RECORDED INFORMATION →
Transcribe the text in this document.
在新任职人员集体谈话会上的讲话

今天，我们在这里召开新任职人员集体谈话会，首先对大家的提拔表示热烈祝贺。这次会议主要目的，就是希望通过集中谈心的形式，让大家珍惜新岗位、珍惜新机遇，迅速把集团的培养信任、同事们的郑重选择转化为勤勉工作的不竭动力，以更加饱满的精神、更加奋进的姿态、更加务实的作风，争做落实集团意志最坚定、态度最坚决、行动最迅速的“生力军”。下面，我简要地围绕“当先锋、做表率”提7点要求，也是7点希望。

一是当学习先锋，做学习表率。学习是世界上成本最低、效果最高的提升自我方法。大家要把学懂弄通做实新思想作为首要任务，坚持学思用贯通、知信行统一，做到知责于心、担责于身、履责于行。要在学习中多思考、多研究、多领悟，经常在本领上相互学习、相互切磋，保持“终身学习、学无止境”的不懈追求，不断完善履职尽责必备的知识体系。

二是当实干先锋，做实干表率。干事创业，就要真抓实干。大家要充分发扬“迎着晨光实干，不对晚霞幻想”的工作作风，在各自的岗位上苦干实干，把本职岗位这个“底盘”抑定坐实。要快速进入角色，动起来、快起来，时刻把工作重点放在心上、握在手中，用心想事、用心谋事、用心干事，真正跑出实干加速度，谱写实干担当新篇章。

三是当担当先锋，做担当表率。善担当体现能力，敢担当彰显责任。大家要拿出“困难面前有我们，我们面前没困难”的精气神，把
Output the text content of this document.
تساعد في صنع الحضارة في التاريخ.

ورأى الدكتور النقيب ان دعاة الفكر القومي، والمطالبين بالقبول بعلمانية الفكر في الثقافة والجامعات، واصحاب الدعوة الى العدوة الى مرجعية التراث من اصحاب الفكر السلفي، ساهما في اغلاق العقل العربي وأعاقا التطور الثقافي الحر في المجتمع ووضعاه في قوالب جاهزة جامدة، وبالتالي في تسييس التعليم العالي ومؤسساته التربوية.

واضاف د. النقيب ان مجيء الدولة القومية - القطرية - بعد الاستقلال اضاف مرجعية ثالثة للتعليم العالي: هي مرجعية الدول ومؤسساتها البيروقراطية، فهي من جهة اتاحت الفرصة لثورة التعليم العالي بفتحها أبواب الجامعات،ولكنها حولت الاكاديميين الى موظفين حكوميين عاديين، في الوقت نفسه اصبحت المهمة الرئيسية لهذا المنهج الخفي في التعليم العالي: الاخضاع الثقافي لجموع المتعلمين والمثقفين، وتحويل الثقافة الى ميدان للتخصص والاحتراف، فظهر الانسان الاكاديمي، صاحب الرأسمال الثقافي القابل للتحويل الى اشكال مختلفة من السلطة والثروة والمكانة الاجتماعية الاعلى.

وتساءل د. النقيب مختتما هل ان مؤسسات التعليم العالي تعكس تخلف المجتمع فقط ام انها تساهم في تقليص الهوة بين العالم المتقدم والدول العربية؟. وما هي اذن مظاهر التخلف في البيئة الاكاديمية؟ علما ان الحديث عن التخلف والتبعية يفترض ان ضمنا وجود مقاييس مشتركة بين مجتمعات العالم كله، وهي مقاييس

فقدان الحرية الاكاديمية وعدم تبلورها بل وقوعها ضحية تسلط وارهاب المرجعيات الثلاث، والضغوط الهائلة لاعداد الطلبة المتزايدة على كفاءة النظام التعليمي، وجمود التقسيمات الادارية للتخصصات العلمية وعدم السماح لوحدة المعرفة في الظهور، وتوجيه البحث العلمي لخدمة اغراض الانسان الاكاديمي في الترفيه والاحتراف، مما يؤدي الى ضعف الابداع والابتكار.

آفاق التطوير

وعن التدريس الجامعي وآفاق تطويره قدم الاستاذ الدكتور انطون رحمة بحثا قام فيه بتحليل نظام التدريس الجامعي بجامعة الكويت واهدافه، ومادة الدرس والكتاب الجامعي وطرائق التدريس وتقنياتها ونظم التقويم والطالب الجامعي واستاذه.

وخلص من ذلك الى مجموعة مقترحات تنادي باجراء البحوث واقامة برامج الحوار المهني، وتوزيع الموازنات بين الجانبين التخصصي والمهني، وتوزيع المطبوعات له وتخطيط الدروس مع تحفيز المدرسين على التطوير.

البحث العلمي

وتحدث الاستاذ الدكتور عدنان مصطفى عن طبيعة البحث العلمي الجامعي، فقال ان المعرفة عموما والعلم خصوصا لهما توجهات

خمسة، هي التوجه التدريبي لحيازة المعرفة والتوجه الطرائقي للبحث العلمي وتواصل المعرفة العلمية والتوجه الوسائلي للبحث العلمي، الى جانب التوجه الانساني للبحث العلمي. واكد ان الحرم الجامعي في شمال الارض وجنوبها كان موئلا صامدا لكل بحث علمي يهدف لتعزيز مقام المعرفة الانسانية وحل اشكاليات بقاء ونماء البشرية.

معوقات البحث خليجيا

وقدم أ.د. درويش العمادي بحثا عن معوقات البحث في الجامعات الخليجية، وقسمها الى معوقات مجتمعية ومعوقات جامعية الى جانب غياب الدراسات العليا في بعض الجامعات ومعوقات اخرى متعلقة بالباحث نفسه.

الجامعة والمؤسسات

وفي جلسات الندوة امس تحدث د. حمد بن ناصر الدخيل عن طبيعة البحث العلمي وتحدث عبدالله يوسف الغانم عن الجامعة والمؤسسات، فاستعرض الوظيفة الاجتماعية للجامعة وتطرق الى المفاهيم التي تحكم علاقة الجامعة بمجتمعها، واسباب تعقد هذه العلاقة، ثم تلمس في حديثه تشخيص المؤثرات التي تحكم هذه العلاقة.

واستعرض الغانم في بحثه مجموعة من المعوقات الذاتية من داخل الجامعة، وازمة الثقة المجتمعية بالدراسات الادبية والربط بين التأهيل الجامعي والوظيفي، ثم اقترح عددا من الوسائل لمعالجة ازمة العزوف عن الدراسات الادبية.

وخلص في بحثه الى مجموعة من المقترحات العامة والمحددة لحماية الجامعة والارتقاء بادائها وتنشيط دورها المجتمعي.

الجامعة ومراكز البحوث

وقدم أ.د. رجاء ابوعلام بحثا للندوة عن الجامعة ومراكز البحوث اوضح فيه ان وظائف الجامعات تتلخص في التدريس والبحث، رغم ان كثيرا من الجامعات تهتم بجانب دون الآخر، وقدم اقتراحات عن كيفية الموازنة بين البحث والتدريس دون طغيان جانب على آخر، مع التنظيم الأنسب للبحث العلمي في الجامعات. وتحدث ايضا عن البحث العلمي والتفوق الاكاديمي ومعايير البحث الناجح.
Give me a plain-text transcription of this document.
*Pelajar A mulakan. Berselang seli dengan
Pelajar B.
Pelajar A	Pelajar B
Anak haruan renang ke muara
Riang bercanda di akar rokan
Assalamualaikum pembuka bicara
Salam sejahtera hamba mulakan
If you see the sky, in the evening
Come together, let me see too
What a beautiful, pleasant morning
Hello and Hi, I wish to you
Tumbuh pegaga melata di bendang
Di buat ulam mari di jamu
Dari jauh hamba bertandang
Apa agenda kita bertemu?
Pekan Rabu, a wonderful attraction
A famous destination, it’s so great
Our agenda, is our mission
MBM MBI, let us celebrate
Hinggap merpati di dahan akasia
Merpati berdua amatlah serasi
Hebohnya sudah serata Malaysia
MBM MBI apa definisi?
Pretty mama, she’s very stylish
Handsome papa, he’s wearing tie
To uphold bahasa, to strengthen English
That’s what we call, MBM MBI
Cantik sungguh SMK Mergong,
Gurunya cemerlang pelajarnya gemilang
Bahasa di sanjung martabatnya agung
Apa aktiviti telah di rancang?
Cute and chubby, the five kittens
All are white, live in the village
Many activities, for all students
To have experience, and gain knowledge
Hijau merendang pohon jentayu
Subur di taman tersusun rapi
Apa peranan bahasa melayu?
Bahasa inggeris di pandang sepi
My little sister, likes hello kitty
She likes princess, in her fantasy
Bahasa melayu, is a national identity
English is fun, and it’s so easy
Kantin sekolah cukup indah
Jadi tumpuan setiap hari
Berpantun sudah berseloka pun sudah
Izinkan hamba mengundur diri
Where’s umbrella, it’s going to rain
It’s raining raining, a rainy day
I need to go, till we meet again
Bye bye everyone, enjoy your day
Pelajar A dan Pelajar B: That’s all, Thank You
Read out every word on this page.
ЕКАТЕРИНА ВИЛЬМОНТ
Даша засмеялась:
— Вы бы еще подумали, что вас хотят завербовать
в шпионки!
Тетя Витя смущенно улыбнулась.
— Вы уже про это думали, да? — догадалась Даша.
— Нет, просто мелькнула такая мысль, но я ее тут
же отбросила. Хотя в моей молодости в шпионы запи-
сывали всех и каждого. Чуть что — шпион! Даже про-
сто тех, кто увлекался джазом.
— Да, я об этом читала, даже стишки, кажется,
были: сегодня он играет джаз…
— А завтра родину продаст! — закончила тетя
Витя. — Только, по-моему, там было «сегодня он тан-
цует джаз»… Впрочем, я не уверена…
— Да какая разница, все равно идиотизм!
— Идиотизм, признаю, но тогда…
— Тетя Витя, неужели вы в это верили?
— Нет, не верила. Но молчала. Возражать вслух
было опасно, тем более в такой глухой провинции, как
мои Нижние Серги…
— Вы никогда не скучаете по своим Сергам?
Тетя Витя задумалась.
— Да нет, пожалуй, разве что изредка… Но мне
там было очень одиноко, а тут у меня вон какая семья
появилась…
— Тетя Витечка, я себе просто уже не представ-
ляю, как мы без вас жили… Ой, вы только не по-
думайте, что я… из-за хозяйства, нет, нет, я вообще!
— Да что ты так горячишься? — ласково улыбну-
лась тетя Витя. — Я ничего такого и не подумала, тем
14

THE TASK → Scan the lines for the string "الغانم". Copy out each line that matches.

RESULT FOR THIS TASK →
وفي جلسات الندوة امس تحدث د. حمد بن ناصر الدخيل عن طبيعة البحث العلمي وتحدث عبدالله يوسف الغانم عن الجامعة والمؤسسات، فاستعرض الوظيفة الاجتماعية للجامعة وتطرق الى المفاهيم التي تحكم علاقة الجامعة بمجتمعها، واسباب تعقد هذه العلاقة، ثم تلمس في حديثه تشخيص المؤثرات التي تحكم هذه العلاقة.
واستعرض الغانم في بحثه مجموعة من المعوقات الذاتية من داخل الجامعة، وازمة الثقة المجتمعية بالدراسات الادبية والربط بين التأهيل الجامعي والوظيفي، ثم اقترح عددا من الوسائل لمعالجة ازمة العزوف عن الدراسات الادبية.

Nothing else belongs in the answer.